<<<<

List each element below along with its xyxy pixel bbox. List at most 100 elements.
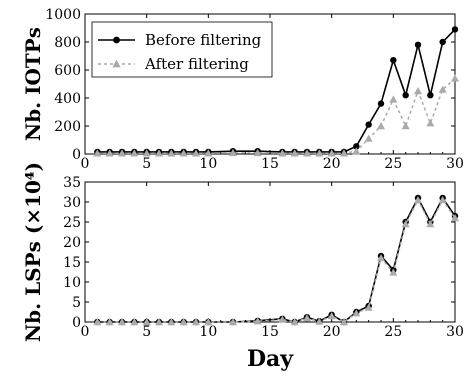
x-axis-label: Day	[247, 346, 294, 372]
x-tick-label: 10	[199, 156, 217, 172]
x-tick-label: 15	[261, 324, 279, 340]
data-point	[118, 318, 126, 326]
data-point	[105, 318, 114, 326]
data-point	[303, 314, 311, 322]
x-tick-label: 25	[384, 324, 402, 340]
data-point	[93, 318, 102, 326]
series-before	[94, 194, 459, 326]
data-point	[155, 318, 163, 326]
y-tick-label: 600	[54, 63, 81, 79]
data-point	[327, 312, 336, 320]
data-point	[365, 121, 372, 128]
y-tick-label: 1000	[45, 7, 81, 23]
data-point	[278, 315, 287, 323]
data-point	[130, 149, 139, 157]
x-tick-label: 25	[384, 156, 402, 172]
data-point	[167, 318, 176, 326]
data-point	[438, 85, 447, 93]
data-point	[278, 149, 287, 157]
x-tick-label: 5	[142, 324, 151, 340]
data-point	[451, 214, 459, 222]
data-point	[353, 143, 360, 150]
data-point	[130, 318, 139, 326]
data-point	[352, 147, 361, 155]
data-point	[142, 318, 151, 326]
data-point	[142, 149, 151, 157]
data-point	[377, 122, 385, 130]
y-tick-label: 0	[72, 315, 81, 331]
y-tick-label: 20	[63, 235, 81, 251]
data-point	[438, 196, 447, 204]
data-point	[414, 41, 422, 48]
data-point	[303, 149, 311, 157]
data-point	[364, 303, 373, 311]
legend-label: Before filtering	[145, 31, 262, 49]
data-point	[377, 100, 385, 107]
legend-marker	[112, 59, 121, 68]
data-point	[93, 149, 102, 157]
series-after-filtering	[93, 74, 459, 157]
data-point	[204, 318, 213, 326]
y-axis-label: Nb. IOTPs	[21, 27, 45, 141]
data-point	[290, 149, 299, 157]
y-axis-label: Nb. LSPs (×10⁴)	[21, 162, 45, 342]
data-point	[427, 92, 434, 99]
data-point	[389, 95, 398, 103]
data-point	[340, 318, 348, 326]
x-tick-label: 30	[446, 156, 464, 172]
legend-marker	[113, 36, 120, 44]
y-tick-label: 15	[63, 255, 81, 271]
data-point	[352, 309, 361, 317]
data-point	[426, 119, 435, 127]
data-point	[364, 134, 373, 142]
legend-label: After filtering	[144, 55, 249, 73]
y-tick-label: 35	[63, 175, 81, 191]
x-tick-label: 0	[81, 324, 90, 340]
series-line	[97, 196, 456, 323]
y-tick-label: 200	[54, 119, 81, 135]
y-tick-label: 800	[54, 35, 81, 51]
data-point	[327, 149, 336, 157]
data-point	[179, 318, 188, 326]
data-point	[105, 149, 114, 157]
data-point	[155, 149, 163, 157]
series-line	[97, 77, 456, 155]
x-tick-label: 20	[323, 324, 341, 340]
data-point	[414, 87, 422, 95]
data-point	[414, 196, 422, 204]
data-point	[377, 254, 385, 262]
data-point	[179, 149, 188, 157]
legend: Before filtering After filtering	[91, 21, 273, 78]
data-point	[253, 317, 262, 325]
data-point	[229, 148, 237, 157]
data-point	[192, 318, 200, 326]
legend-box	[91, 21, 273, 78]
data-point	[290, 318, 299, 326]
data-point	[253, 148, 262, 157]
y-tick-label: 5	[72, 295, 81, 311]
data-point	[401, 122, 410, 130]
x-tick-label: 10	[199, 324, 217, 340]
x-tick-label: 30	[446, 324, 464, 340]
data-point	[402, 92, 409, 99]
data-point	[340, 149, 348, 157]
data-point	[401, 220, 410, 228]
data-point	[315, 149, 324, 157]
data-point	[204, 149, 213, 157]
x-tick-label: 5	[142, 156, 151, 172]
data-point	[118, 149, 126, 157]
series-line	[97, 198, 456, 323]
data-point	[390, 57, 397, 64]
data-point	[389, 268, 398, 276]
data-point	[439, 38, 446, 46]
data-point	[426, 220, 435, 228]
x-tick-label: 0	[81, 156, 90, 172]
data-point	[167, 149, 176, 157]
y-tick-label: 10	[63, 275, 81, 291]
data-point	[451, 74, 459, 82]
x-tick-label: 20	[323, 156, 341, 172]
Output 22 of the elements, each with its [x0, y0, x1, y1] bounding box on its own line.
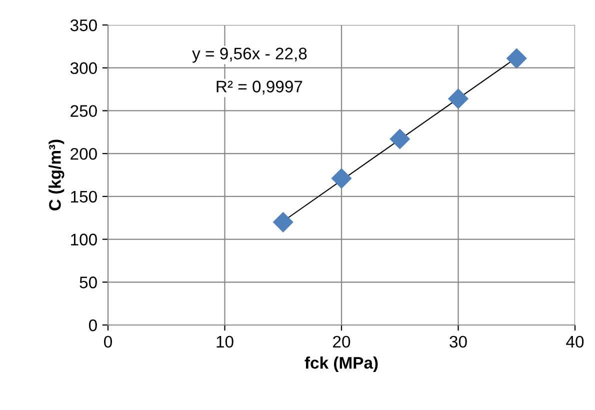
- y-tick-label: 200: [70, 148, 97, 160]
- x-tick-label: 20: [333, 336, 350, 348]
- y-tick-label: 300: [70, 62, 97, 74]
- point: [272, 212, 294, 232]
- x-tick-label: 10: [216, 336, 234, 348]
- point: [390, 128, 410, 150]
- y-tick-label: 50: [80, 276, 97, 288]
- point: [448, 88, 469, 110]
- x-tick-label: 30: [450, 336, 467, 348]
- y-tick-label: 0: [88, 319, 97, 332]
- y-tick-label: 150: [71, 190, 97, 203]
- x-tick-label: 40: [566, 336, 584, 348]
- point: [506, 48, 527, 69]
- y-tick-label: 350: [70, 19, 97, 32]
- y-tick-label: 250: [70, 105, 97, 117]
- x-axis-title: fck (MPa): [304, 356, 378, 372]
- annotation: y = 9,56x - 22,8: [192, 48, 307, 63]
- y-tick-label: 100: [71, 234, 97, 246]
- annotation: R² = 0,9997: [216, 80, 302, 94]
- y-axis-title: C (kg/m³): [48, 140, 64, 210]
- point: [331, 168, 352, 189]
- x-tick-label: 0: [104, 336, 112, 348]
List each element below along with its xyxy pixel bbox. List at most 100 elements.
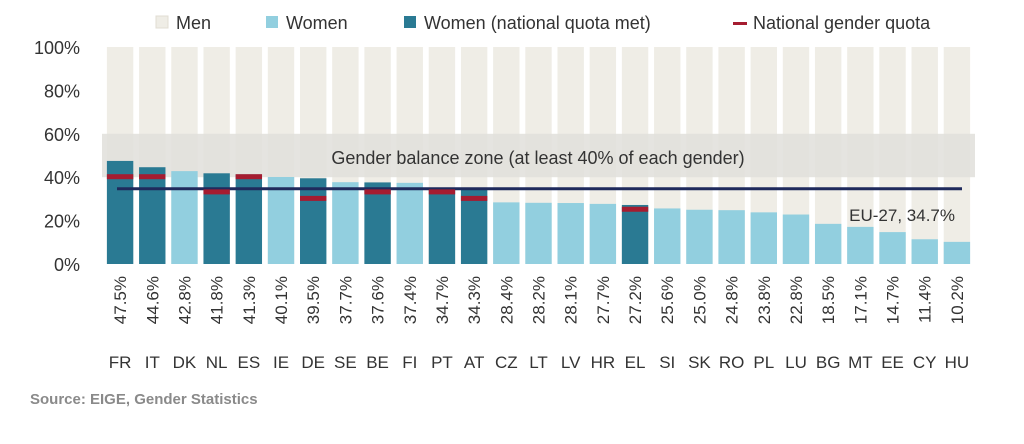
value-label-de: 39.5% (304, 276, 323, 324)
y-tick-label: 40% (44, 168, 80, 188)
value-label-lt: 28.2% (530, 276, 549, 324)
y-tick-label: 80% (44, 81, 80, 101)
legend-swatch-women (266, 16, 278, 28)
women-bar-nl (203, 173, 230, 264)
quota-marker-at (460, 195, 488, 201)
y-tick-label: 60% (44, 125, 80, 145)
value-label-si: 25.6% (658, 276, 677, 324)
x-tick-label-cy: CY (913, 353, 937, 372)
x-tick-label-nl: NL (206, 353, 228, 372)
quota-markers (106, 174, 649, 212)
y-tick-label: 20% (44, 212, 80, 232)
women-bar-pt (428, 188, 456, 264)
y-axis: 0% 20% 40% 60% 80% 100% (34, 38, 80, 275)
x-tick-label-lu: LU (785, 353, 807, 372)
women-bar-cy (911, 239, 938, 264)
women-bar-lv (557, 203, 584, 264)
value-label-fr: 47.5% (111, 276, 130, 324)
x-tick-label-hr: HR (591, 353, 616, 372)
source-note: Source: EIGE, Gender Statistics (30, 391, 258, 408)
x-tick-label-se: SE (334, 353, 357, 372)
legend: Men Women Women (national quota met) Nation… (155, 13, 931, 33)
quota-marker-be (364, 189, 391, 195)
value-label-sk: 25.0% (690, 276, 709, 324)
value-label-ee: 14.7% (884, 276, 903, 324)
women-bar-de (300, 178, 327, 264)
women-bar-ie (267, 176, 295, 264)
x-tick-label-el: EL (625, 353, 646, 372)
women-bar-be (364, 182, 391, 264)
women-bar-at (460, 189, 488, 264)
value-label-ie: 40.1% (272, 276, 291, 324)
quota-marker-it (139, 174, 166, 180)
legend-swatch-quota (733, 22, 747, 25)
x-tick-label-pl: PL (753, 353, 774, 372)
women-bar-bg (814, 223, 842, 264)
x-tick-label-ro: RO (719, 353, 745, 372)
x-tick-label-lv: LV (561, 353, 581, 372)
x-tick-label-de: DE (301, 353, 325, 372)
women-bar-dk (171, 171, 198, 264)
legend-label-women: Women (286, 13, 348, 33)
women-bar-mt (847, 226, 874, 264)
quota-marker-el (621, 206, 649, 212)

>>>>

### Written task
Copy out every line of the records above verbatim, omitting the pictures.

### Expected answer
List each element below along with its xyxy pixel bbox. List at most 100 elements.
x-axis-label: Day	[247, 346, 294, 372]
x-tick-label: 10	[199, 156, 217, 172]
x-tick-label: 15	[261, 324, 279, 340]
data-point	[118, 318, 126, 326]
data-point	[105, 318, 114, 326]
data-point	[303, 314, 311, 322]
x-tick-label: 25	[384, 324, 402, 340]
data-point	[93, 318, 102, 326]
series-before	[94, 194, 459, 326]
data-point	[155, 318, 163, 326]
y-tick-label: 600	[54, 63, 81, 79]
data-point	[327, 312, 336, 320]
data-point	[365, 121, 372, 128]
y-tick-label: 1000	[45, 7, 81, 23]
data-point	[278, 315, 287, 323]
data-point	[130, 149, 139, 157]
x-tick-label: 25	[384, 156, 402, 172]
data-point	[167, 318, 176, 326]
data-point	[438, 85, 447, 93]
data-point	[278, 149, 287, 157]
x-tick-label: 5	[142, 324, 151, 340]
data-point	[451, 214, 459, 222]
data-point	[353, 143, 360, 150]
data-point	[130, 318, 139, 326]
data-point	[352, 147, 361, 155]
data-point	[142, 318, 151, 326]
data-point	[142, 149, 151, 157]
data-point	[377, 122, 385, 130]
y-tick-label: 0	[72, 315, 81, 331]
y-tick-label: 20	[63, 235, 81, 251]
data-point	[438, 196, 447, 204]
data-point	[414, 41, 422, 48]
data-point	[303, 149, 311, 157]
data-point	[364, 303, 373, 311]
legend-label: Before filtering	[145, 31, 262, 49]
data-point	[377, 100, 385, 107]
legend-marker	[112, 59, 121, 68]
data-point	[93, 149, 102, 157]
series-after-filtering	[93, 74, 459, 157]
data-point	[204, 318, 213, 326]
y-axis-label: Nb. IOTPs	[21, 27, 45, 141]
data-point	[290, 149, 299, 157]
y-axis-label: Nb. LSPs (×10⁴)	[21, 162, 45, 342]
data-point	[427, 92, 434, 99]
data-point	[389, 95, 398, 103]
data-point	[340, 318, 348, 326]
x-tick-label: 30	[446, 156, 464, 172]
legend-marker	[113, 36, 120, 44]
y-tick-label: 15	[63, 255, 81, 271]
data-point	[352, 309, 361, 317]
data-point	[426, 119, 435, 127]
data-point	[364, 134, 373, 142]
legend-label: After filtering	[144, 55, 249, 73]
y-tick-label: 35	[63, 175, 81, 191]
x-tick-label: 0	[81, 324, 90, 340]
series-line	[97, 196, 456, 323]
y-tick-label: 200	[54, 119, 81, 135]
y-tick-label: 800	[54, 35, 81, 51]
data-point	[327, 149, 336, 157]
data-point	[179, 318, 188, 326]
data-point	[105, 149, 114, 157]
data-point	[155, 149, 163, 157]
series-line	[97, 77, 456, 155]
x-tick-label: 20	[323, 324, 341, 340]
data-point	[414, 87, 422, 95]
data-point	[414, 196, 422, 204]
data-point	[377, 254, 385, 262]
data-point	[179, 149, 188, 157]
legend: Before filtering After filtering	[91, 21, 273, 78]
data-point	[253, 317, 262, 325]
data-point	[229, 148, 237, 157]
data-point	[192, 318, 200, 326]
legend-box	[91, 21, 273, 78]
data-point	[290, 318, 299, 326]
data-point	[253, 148, 262, 157]
y-tick-label: 5	[72, 295, 81, 311]
data-point	[401, 122, 410, 130]
x-tick-label: 10	[199, 324, 217, 340]
x-tick-label: 30	[446, 324, 464, 340]
data-point	[402, 92, 409, 99]
data-point	[340, 149, 348, 157]
data-point	[401, 220, 410, 228]
data-point	[315, 149, 324, 157]
data-point	[204, 149, 213, 157]
x-tick-label: 5	[142, 156, 151, 172]
data-point	[118, 149, 126, 157]
series-line	[97, 198, 456, 323]
data-point	[390, 57, 397, 64]
data-point	[389, 268, 398, 276]
data-point	[439, 38, 446, 46]
data-point	[426, 220, 435, 228]
x-tick-label: 0	[81, 156, 90, 172]
data-point	[167, 149, 176, 157]
y-tick-label: 10	[63, 275, 81, 291]
data-point	[451, 74, 459, 82]
x-tick-label: 20	[323, 156, 341, 172]
Output 22 of the elements, each with its [x0, y0, x1, y1] bounding box on its own line.
- y-tick-label: 200: [70, 148, 97, 160]
- x-tick-label: 20: [333, 336, 350, 348]
- y-tick-label: 300: [70, 62, 97, 74]
- point: [272, 212, 294, 232]
- x-tick-label: 10: [216, 336, 234, 348]
- point: [390, 128, 410, 150]
- y-tick-label: 50: [80, 276, 97, 288]
- point: [448, 88, 469, 110]
- x-tick-label: 30: [450, 336, 467, 348]
- y-tick-label: 0: [88, 319, 97, 332]
- y-tick-label: 150: [71, 190, 97, 203]
- x-tick-label: 40: [566, 336, 584, 348]
- point: [506, 48, 527, 69]
- y-tick-label: 350: [70, 19, 97, 32]
- y-tick-label: 250: [70, 105, 97, 117]
- x-axis-title: fck (MPa): [304, 356, 378, 372]
- annotation: y = 9,56x - 22,8: [192, 48, 307, 63]
- y-tick-label: 100: [71, 234, 97, 246]
- annotation: R² = 0,9997: [216, 80, 302, 94]
- y-axis-title: C (kg/m³): [48, 140, 64, 210]
- point: [331, 168, 352, 189]
- x-tick-label: 0: [104, 336, 112, 348]
List each element below along with its xyxy pixel bbox. List at most 100 elements.
value-label-de: 39.5% (304, 276, 323, 324)
y-tick-label: 40% (44, 168, 80, 188)
value-label-lt: 28.2% (530, 276, 549, 324)
y-tick-label: 80% (44, 81, 80, 101)
legend-swatch-women (266, 16, 278, 28)
women-bar-nl (203, 173, 230, 264)
quota-marker-at (460, 195, 488, 201)
y-tick-label: 60% (44, 125, 80, 145)
value-label-si: 25.6% (658, 276, 677, 324)
x-tick-label-cy: CY (913, 353, 937, 372)
x-tick-label-nl: NL (206, 353, 228, 372)
quota-markers (106, 174, 649, 212)
y-tick-label: 20% (44, 212, 80, 232)
women-bar-pt (428, 188, 456, 264)
y-axis: 0% 20% 40% 60% 80% 100% (34, 38, 80, 275)
x-tick-label-lu: LU (785, 353, 807, 372)
women-bar-cy (911, 239, 938, 264)
women-bar-lv (557, 203, 584, 264)
value-label-fr: 47.5% (111, 276, 130, 324)
x-tick-label-hr: HR (591, 353, 616, 372)
source-note: Source: EIGE, Gender Statistics (30, 391, 258, 408)
x-tick-label-se: SE (334, 353, 357, 372)
legend: Men Women Women (national quota met) Nation… (155, 13, 931, 33)
quota-marker-be (364, 189, 391, 195)
value-label-sk: 25.0% (690, 276, 709, 324)
value-label-ee: 14.7% (884, 276, 903, 324)
women-bar-de (300, 178, 327, 264)
women-bar-ie (267, 176, 295, 264)
x-tick-label-el: EL (625, 353, 646, 372)
women-bar-be (364, 182, 391, 264)
women-bar-at (460, 189, 488, 264)
value-label-ie: 40.1% (272, 276, 291, 324)
quota-marker-it (139, 174, 166, 180)
legend-swatch-quota (733, 22, 747, 25)
x-tick-label-pl: PL (753, 353, 774, 372)
women-bar-bg (814, 223, 842, 264)
x-tick-label-ro: RO (719, 353, 745, 372)
x-tick-label-lv: LV (561, 353, 581, 372)
x-tick-label-de: DE (301, 353, 325, 372)
women-bar-dk (171, 171, 198, 264)
legend-label-women: Women (286, 13, 348, 33)
women-bar-mt (847, 226, 874, 264)
quota-marker-el (621, 206, 649, 212)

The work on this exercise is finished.